### WHAT THIS TASK INVOLVES
Sift the material for lines containing "panel", and return them.

### PROVIDED DATA
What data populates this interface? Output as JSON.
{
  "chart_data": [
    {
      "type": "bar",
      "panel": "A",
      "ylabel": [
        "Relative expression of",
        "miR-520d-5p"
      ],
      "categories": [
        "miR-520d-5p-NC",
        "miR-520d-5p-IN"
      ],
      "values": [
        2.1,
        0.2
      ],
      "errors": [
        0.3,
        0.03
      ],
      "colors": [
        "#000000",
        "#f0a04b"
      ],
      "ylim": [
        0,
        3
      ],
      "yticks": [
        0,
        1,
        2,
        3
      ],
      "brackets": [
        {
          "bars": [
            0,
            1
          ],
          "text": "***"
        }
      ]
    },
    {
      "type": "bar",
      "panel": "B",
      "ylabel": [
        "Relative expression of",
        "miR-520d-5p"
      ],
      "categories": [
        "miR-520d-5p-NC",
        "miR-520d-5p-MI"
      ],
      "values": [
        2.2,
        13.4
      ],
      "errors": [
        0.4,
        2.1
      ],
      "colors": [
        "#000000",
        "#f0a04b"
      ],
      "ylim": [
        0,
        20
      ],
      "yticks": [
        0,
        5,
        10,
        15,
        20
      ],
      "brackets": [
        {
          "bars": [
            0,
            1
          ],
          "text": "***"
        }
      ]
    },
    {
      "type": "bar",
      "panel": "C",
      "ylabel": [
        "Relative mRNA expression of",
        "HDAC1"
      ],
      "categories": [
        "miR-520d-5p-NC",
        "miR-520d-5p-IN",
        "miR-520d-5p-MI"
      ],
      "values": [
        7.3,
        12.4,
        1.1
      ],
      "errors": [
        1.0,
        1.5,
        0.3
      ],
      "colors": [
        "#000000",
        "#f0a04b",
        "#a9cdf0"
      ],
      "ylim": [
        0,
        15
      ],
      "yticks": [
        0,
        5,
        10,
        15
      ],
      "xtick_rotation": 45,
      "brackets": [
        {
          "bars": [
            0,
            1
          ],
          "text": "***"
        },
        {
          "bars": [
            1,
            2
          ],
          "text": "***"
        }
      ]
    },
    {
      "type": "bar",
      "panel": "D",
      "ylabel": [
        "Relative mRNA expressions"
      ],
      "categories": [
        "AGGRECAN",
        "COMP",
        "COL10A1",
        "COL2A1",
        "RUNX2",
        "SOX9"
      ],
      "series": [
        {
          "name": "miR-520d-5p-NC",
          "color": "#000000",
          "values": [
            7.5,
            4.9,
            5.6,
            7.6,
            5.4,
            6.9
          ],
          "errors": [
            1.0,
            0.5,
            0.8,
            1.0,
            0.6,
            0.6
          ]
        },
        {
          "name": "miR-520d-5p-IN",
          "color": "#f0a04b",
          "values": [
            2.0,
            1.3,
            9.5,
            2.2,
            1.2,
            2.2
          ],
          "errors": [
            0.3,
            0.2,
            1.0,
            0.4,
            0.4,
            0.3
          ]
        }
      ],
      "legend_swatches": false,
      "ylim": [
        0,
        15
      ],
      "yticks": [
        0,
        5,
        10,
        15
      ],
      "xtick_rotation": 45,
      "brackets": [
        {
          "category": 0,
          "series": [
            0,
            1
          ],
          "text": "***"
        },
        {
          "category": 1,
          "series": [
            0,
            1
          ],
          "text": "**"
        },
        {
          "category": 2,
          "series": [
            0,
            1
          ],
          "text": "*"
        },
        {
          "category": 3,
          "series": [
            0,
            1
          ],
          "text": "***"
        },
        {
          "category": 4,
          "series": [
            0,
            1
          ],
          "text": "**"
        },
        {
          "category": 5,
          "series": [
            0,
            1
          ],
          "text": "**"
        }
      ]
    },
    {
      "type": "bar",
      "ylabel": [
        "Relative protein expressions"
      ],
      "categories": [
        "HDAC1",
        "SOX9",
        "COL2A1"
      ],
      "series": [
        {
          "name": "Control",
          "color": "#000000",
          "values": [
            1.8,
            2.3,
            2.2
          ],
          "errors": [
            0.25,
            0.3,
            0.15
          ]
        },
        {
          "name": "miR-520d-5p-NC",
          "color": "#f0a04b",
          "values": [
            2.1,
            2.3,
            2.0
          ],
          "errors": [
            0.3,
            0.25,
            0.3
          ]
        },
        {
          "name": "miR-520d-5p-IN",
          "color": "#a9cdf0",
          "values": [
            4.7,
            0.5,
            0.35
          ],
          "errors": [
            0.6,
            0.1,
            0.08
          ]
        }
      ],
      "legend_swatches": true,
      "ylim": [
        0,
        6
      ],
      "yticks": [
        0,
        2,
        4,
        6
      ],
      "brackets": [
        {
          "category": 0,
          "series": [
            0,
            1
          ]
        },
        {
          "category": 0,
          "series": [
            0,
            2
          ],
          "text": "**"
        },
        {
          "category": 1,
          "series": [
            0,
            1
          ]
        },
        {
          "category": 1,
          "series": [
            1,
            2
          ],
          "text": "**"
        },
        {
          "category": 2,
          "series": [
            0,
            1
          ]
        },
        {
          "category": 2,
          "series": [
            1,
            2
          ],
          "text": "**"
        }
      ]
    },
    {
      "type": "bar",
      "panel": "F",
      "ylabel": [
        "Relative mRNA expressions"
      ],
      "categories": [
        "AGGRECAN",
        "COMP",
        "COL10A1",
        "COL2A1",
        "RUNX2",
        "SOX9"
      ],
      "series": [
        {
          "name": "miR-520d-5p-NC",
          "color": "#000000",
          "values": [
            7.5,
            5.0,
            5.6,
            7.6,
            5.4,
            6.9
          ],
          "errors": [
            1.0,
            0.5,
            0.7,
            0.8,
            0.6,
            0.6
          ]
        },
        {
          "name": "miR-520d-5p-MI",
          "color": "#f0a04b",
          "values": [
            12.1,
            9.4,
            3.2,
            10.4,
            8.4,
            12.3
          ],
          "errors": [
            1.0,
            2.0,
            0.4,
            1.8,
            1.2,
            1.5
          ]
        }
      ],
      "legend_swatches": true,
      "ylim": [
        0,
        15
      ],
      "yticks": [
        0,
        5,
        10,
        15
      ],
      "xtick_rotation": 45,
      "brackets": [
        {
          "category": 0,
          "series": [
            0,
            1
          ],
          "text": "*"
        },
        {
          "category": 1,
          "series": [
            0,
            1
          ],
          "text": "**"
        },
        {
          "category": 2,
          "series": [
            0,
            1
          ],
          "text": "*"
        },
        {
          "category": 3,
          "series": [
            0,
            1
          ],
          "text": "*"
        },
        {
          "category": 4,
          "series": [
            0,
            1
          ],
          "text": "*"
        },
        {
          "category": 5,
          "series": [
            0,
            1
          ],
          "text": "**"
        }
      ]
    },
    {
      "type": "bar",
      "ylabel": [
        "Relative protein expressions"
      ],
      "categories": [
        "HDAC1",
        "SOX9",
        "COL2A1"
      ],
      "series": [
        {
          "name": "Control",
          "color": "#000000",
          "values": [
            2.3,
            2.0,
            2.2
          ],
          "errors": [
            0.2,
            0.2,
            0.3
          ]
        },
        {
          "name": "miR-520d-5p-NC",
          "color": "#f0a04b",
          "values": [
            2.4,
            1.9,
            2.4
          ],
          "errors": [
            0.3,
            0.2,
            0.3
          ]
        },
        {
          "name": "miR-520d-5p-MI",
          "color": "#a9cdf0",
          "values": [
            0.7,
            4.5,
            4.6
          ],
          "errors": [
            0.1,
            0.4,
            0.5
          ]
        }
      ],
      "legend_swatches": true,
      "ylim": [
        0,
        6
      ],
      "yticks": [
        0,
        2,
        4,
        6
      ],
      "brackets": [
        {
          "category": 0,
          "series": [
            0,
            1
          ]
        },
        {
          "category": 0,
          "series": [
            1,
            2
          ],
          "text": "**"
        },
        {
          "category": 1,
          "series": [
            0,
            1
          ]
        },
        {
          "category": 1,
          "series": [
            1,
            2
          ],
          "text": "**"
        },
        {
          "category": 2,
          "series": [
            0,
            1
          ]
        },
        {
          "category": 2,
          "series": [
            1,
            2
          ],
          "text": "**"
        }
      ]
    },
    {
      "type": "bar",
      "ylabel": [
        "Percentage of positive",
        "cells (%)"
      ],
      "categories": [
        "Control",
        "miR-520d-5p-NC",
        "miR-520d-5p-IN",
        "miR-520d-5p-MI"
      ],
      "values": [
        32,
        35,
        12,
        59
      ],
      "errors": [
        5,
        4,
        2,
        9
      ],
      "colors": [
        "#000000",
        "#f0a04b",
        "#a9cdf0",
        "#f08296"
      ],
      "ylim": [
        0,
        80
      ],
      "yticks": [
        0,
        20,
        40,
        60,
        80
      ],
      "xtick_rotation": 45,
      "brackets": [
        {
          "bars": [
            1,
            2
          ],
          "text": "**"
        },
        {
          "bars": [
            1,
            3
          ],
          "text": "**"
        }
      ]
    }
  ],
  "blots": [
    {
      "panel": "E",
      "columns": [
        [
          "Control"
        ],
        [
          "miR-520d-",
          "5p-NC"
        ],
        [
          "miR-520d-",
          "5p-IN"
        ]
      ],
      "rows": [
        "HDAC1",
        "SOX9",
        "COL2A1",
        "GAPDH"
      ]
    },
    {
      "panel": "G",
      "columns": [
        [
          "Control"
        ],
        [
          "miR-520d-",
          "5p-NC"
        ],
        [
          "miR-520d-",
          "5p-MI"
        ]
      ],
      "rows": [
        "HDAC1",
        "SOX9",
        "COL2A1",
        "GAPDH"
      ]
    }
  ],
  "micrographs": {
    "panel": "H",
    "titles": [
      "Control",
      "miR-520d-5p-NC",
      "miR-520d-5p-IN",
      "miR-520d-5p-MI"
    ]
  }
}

### ANSWER SECTION
      "panel": "A",
      "panel": "B",
      "panel": "C",
      "panel": "D",
      "panel": "F",
      "panel": "E",
      "panel": "G",
    "panel": "H",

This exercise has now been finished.